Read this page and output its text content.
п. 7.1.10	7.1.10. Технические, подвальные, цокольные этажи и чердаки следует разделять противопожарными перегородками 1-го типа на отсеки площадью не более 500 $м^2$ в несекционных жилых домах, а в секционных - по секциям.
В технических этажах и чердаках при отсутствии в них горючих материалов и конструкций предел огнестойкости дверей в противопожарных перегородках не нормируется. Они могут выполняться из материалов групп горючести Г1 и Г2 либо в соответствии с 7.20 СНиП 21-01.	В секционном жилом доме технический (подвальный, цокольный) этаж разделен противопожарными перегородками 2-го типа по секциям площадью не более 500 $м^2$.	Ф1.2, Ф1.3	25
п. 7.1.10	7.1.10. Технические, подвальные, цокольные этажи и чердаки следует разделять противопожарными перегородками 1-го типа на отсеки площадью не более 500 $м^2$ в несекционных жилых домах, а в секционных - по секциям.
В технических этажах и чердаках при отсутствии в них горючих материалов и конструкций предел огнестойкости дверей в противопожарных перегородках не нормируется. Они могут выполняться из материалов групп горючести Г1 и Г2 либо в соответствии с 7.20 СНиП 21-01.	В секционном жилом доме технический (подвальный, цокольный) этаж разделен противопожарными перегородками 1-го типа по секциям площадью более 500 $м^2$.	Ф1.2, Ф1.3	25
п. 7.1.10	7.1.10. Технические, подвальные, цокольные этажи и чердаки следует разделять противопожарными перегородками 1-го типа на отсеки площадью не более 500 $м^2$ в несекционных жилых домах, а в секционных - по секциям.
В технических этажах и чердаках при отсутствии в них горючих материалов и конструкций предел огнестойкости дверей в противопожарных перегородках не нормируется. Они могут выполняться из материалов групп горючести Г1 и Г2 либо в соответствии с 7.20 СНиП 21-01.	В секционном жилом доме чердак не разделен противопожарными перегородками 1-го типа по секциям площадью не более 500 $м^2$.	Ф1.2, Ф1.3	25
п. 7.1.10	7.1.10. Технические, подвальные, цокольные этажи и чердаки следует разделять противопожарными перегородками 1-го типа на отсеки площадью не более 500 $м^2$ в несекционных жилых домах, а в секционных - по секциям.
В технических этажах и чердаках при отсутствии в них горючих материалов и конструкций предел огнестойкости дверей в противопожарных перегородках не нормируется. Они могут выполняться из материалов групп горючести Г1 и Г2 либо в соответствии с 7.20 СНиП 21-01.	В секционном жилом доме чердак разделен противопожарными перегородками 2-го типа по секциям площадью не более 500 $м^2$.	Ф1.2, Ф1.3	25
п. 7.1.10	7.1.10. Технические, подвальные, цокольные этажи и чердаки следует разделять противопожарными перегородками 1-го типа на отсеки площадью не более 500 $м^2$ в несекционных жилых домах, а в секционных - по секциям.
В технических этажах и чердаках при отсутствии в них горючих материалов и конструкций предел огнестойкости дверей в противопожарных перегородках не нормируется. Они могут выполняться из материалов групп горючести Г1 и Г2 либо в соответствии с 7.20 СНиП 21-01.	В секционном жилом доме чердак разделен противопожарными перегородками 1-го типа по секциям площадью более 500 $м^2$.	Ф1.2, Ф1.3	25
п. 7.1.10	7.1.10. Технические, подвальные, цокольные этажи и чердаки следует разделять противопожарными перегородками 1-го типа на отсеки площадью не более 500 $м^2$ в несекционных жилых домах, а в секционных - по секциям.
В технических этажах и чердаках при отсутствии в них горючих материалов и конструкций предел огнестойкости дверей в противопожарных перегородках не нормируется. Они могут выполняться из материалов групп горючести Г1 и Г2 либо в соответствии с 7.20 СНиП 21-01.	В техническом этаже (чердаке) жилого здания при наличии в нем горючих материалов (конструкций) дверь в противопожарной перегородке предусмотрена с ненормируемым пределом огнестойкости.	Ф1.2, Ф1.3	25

* YOUR OBJECTIVE: Your task is to collect every line above that contains the word "подвальный".

* SOLVED EXERCISE:
В технических этажах и чердаках при отсутствии в них горючих материалов и конструкций предел огнестойкости дверей в противопожарных перегородках не нормируется. Они могут выполняться из материалов групп горючести Г1 и Г2 либо в соответствии с 7.20 СНиП 21-01.	В секционном жилом доме технический (подвальный, цокольный) этаж разделен противопожарными перегородками 2-го типа по секциям площадью не более 500 $м^2$.	Ф1.2, Ф1.3	25
В технических этажах и чердаках при отсутствии в них горючих материалов и конструкций предел огнестойкости дверей в противопожарных перегородках не нормируется. Они могут выполняться из материалов групп горючести Г1 и Г2 либо в соответствии с 7.20 СНиП 21-01.	В секционном жилом доме технический (подвальный, цокольный) этаж разделен противопожарными перегородками 1-го типа по секциям площадью более 500 $м^2$.	Ф1.2, Ф1.3	25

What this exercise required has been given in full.